## Selected passage

LCs are divided into small cell (SCLC) and non-small cell lung cancers (NSCLC), of which adenocarcinoma (ADC) and squamous cell carcinoma (SQC) are the most common subtypes. 4 Previously in the United States, most LCs among men were SQC and among women ADC. Since 1990, the trend among men has also shifted towards a rising incidence of ADC.2,5 During the same timeframe, a similar change has been observed in Canada, Australia and in the majority of European countries. 2 Theories behind this shift include changes to smoking habits and the introduction of filtered cigarettes.6,7
LC incidence rate among Finnish men was twice the Nordic average in 1970 (135 vs 65/100 000), after which it declined to a more similar level the year 2000 onwards (80 vs 65). In contrast, Finnish women had markedly lower LC incidence rates compared to the Nordic average (20 vs 33) in the year 2000. 8 In the CONCORD-3 cancer survival study, LC survival in Finland was the lowest among the Nordic countries. 9 This result has brought forward the need to examine Finland’s practices on LC diagnostics and treatment. In another recent study comparing LC survival and incidence among the Nordics, the histological profile of LC in Finland was observed to differ from others. 10
Finland has a national cancer registry dating back to 1953. 11 Cancer diagnoses are reported automatically from most hospital registries and laboratory reports and completed from death certificates and manual clinician reports.11,12 The Finnish Cancer Registry (FCR) is considered very complete with up to 96% of solid and 86% of hematological malignancies cases being morphologically confirmed. 11 FCR provides yearly cancer reports and has an online open electronic data tool for cancer statistics but does not provide open data on cancer histology. 13
No previous studies have systematically investigated the changes in LC epidemiology in Finland stratified by histology, sex, and different Finnish regions. We aim to explore the Finnish national and regional LC incidence and mortality in men and women during 1968-2019. Moreover, our aim is to study LC incidence, mortality and mortality-to-incidence ratio (MIR) in relation to the histology, distinguishing between ADC, SQC, SCLC, other LC types, and unknown cases in men and women during 2000-2019. This study aims to clarify recent epidemiological trends in Finland and provide a foundation for future research and cancer control efforts.

[Extracted records]
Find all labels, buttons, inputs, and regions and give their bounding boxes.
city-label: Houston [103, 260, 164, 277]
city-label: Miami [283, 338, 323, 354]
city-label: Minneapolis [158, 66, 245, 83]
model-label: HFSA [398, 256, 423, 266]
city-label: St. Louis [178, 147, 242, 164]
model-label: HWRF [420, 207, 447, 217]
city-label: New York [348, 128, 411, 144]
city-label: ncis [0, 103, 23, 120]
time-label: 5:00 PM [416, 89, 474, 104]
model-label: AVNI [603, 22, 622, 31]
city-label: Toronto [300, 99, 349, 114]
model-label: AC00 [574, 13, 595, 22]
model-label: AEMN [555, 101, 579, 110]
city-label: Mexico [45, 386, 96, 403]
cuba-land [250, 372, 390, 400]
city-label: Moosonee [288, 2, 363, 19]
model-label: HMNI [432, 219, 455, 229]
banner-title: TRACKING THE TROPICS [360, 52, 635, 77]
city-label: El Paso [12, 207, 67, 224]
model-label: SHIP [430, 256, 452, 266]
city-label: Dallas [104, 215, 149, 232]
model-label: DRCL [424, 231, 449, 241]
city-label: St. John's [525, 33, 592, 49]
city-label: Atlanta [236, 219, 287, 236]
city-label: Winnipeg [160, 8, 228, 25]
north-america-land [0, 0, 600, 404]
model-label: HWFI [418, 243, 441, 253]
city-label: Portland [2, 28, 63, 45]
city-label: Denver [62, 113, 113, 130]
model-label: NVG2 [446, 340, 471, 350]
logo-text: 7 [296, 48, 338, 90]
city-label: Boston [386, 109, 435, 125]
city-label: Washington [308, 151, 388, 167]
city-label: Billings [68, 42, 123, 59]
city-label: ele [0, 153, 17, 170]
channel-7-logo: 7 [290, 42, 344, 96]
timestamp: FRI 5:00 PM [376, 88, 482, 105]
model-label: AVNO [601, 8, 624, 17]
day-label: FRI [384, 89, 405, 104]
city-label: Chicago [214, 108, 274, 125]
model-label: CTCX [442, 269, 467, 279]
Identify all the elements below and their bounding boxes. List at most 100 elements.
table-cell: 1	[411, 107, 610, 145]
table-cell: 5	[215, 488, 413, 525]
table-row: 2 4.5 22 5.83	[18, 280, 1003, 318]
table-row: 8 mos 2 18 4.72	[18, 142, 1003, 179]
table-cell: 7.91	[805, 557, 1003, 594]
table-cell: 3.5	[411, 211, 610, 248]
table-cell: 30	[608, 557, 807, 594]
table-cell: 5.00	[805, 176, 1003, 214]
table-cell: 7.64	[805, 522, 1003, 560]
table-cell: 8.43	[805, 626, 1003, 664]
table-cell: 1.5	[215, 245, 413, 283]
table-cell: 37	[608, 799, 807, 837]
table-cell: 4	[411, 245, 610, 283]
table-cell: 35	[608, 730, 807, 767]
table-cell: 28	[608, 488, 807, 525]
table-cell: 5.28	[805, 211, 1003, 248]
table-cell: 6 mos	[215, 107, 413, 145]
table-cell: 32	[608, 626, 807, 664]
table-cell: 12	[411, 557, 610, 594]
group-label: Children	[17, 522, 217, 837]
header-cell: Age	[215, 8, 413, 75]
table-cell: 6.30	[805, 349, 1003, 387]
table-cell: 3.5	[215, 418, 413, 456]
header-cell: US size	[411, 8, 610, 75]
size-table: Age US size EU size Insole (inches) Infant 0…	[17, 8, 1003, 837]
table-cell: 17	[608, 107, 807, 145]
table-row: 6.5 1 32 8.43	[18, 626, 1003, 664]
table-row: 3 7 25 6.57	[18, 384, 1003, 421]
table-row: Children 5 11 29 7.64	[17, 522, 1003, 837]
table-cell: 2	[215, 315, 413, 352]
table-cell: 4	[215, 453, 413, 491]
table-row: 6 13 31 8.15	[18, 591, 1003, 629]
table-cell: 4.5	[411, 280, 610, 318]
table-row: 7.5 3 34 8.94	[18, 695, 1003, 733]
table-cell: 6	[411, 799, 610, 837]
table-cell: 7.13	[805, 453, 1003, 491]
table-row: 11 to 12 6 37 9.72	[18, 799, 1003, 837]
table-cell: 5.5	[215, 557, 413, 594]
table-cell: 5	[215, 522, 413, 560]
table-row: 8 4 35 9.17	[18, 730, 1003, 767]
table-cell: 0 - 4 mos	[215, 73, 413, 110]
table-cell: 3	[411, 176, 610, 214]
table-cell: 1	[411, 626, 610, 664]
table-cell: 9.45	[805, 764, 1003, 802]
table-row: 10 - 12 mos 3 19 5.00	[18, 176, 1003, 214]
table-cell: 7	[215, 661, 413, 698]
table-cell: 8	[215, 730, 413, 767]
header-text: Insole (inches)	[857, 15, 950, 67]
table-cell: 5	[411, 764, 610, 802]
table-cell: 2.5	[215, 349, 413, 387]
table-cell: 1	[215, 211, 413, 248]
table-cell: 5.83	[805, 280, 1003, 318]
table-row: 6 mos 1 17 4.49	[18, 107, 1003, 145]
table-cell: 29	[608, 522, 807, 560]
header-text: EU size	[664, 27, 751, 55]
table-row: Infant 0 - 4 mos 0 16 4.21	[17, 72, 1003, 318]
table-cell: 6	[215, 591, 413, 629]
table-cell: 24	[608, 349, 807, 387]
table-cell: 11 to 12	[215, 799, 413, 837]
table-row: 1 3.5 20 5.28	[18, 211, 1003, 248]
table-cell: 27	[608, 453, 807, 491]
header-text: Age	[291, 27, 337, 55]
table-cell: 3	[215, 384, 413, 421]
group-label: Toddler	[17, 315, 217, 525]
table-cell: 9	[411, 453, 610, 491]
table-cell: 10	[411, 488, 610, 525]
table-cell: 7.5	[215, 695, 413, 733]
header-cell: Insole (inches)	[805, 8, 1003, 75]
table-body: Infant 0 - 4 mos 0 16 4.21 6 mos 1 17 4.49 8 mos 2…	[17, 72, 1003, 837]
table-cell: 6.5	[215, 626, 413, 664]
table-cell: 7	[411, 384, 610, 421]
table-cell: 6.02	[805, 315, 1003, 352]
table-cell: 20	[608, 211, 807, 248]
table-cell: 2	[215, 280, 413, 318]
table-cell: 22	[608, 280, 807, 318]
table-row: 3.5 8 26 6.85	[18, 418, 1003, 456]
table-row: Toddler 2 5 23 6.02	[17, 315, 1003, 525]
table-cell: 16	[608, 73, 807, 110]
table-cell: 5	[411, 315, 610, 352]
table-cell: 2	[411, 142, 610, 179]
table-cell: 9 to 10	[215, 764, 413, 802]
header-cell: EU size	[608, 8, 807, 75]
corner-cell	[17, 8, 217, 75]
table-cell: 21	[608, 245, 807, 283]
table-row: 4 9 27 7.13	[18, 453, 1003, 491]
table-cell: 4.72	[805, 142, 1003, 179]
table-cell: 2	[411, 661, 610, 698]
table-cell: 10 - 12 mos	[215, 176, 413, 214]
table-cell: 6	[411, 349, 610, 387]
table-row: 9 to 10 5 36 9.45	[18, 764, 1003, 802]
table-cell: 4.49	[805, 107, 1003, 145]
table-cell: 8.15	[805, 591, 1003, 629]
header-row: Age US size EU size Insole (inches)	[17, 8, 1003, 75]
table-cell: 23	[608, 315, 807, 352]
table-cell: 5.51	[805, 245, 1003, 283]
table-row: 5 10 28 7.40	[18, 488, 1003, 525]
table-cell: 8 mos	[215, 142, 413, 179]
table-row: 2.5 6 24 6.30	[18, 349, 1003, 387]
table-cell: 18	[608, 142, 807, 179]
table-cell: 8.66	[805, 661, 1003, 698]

## What you need to do
Using the passage on lung cancer in Finland, decide whether each statement agrees with it: (a) in 1970 the lung cancer incidence rate among Finnish men was twice the Nordic average; (b) the Finnish Cancer Registry provides open data on cancer histology; (c) the CONCORD-3 study found lung cancer survival in Finland to be the highest among the Nordic countries. Answer yes or no for each and quote the deciding words.

## Solution to this problem
(a) Yes: "LC incidence rate among Finnish men was twice the Nordic average in 1970 (135 vs 65/100 000)"
(b) No: "does not provide open data on cancer histology"
(c) No: "LC survival in Finland was the lowest among the Nordic countries"